> **WHAT YOU ARE ASKED TO DO**
Identify each line holding the string "ride" and copy it.

> **Saved entries**

-*-*-

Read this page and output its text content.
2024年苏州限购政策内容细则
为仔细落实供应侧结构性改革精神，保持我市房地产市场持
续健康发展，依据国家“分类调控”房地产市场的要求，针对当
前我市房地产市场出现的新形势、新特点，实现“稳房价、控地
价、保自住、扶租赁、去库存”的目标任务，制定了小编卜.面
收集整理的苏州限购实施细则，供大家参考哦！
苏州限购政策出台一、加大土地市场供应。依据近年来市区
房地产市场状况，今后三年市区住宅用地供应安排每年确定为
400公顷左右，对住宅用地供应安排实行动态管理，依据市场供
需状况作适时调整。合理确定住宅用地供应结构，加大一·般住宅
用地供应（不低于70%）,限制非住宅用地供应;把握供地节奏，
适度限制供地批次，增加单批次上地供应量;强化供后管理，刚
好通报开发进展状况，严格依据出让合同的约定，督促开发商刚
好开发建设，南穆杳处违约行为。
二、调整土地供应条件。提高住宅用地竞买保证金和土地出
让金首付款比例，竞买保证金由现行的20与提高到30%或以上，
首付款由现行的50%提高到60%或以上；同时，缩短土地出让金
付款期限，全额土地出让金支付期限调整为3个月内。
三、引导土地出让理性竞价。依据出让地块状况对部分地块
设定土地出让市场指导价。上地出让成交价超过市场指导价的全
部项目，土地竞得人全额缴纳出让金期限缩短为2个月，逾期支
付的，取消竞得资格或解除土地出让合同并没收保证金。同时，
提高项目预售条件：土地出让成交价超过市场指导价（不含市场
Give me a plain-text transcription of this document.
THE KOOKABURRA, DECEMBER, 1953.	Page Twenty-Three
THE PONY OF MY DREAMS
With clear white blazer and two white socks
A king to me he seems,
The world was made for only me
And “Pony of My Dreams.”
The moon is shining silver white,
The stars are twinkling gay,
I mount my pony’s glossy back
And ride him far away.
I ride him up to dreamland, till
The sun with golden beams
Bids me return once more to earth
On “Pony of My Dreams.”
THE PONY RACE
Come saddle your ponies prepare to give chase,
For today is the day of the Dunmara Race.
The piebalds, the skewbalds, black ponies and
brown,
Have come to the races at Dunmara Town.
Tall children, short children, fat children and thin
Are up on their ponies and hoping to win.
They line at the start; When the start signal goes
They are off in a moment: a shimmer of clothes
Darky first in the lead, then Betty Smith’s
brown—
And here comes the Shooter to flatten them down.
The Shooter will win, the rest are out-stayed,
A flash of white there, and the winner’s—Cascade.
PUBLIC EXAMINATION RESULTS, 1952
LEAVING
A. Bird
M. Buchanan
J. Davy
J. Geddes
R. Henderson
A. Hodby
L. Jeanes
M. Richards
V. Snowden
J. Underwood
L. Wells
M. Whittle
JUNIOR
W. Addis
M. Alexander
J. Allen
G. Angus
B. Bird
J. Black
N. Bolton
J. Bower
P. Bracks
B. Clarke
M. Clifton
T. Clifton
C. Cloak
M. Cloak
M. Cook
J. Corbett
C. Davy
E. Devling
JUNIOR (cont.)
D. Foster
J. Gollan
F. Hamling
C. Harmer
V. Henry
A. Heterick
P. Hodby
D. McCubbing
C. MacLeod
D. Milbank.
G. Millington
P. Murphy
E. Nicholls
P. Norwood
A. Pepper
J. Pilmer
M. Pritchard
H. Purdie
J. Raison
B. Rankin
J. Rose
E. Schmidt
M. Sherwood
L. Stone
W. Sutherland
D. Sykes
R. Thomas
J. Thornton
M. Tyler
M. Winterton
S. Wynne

-*-*-

> **ANSWER TO THIS EXERCISE**
And ride him far away.
I ride him up to dreamland, till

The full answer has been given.